-- BEGIN Data for this task --

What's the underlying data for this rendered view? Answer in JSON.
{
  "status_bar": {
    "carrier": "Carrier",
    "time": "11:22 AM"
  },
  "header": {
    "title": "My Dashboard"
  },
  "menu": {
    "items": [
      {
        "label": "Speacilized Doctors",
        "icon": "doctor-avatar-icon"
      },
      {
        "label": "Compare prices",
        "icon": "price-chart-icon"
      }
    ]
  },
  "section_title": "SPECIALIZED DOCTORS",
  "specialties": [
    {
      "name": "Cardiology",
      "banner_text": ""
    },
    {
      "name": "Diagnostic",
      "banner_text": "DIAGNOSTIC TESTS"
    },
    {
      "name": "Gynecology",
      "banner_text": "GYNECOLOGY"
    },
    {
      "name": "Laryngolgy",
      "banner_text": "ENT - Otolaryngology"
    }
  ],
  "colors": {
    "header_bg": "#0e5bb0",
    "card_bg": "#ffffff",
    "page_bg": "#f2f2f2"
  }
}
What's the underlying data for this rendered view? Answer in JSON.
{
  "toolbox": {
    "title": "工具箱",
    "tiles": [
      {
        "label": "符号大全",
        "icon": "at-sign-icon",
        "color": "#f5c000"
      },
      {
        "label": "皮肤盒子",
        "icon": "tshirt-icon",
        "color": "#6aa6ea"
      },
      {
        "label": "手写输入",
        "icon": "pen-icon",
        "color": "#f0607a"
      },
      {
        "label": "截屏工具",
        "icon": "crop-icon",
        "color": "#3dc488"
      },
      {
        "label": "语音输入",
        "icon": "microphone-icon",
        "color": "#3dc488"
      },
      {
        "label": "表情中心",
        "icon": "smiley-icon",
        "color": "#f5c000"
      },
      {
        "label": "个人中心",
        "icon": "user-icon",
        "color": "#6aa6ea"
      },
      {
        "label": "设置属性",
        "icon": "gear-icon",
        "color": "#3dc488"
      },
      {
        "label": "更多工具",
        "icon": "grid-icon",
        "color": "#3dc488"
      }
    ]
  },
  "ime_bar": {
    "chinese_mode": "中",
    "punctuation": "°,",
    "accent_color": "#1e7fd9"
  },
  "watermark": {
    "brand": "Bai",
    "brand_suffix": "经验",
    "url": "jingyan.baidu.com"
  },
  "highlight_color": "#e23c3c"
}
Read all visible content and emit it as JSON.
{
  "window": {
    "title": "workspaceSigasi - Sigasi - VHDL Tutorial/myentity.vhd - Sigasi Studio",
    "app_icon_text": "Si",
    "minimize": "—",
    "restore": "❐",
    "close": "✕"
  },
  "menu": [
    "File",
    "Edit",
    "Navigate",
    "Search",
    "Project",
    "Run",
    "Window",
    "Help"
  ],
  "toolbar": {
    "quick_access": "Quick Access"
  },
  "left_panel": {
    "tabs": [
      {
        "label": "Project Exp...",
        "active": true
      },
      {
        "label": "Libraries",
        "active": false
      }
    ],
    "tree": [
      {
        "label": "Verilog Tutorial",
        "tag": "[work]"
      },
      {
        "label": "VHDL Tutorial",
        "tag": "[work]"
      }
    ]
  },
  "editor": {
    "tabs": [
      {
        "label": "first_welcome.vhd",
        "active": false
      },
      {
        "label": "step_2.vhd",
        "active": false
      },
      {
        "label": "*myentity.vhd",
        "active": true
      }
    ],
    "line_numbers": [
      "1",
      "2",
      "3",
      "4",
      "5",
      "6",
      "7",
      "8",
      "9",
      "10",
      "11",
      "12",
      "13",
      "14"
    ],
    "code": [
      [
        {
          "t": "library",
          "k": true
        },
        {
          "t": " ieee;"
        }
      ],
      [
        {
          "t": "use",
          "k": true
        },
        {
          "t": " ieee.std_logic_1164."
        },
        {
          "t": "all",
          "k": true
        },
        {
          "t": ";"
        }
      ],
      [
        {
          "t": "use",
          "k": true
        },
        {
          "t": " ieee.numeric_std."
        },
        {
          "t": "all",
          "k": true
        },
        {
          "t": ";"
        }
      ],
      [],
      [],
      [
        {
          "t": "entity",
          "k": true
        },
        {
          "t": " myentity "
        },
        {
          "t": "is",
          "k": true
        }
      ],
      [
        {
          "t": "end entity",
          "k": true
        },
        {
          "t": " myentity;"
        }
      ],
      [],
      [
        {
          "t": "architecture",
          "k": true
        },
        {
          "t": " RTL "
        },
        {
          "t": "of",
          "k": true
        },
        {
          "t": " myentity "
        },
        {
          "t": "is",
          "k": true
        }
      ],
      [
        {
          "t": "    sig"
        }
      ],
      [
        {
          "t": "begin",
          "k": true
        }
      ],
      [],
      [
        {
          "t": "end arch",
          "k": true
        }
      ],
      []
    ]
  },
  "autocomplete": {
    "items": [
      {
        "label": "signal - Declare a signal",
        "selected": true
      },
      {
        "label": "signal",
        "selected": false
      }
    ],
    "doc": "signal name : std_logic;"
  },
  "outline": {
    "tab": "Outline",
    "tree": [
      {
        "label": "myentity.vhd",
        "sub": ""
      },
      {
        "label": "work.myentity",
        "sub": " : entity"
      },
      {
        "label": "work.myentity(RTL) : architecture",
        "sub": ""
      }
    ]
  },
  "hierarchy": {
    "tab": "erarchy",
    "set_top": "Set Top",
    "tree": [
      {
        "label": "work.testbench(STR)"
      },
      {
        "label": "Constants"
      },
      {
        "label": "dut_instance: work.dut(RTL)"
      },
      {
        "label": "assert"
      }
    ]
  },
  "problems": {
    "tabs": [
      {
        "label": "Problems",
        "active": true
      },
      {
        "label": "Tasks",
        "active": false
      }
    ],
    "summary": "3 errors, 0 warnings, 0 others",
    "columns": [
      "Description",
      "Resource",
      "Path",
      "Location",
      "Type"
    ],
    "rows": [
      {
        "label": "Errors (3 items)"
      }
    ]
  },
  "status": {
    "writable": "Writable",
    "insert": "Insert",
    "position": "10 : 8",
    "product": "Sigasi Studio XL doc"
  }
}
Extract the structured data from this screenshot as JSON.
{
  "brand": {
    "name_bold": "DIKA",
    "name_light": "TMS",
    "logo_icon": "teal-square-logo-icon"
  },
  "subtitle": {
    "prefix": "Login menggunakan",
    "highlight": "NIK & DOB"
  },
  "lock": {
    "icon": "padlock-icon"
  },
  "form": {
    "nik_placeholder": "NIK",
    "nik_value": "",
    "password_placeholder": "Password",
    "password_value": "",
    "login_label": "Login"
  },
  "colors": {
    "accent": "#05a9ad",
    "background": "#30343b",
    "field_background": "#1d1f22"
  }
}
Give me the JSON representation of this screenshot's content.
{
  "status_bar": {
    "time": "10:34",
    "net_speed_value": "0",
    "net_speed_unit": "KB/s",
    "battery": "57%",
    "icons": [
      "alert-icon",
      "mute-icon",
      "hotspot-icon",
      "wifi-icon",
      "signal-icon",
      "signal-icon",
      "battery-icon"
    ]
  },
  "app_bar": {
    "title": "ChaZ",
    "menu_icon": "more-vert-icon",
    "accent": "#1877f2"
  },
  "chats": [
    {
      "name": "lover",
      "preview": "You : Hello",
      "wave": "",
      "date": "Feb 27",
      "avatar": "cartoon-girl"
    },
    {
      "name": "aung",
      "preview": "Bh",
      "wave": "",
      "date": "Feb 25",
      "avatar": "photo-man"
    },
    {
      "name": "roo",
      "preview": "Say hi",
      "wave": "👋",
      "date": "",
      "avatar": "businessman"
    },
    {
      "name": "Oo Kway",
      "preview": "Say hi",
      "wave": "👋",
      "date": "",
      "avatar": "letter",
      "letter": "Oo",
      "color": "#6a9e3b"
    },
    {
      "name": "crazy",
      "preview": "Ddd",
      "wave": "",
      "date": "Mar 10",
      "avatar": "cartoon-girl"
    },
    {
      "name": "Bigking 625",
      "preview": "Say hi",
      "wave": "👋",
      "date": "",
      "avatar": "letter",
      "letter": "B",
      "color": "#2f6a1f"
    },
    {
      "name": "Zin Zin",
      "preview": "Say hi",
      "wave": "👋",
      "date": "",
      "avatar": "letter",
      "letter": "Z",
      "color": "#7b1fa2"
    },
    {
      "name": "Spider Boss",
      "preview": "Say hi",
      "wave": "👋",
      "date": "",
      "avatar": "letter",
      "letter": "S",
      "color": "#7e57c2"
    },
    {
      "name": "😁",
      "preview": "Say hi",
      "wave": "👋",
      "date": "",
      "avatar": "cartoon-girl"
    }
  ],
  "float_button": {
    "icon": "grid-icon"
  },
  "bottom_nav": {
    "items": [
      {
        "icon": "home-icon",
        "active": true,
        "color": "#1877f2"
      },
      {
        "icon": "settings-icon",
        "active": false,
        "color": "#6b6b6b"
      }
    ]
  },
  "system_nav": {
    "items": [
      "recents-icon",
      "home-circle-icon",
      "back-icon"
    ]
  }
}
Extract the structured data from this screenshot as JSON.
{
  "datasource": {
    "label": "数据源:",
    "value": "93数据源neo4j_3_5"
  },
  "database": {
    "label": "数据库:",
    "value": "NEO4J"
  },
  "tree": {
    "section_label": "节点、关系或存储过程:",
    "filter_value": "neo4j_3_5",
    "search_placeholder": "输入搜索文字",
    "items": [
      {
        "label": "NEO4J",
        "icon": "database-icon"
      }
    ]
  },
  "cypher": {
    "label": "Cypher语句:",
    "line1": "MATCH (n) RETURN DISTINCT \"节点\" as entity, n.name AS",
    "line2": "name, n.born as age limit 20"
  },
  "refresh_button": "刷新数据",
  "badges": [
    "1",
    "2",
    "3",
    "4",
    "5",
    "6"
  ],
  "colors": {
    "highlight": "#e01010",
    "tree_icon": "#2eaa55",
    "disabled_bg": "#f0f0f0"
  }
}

-- END Data for this task --

Exercise:
Gather all lines from the records above in which "Tutorial" appears.

The completed task:
    "title": "workspaceSigasi - Sigasi - VHDL Tutorial/myentity.vhd - Sigasi Studio",
        "label": "Verilog Tutorial",
        "label": "VHDL Tutorial",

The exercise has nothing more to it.